start PROVIDED ENTRIES
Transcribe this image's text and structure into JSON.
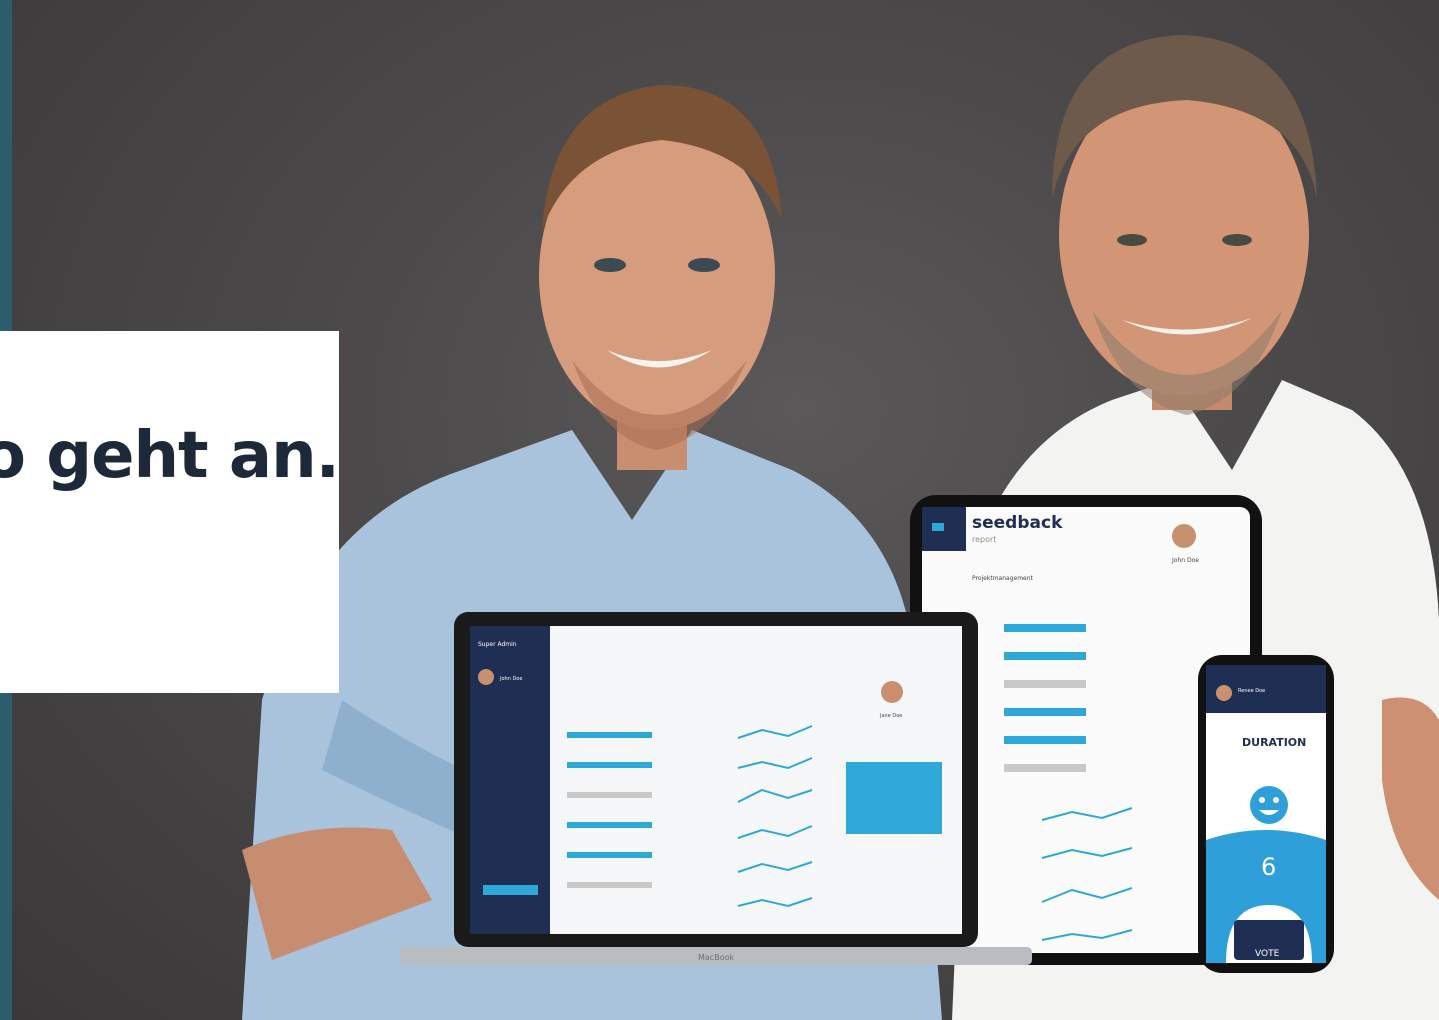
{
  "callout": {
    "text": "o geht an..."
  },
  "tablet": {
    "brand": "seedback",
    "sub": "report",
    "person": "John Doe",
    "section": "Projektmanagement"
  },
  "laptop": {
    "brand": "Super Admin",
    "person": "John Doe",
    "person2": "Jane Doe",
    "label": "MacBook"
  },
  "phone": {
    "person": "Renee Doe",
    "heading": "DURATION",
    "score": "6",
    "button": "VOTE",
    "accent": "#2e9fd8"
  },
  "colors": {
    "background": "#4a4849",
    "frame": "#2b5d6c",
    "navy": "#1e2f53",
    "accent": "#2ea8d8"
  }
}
end PROVIDED ENTRIES
## [PROBLEM TO SOLVE]
Show every line in the records above that contains the word "text".

## [EXERCISE RESPONSE]
Transcribe this image's text and structure into JSON.
    "text": "o geht an..."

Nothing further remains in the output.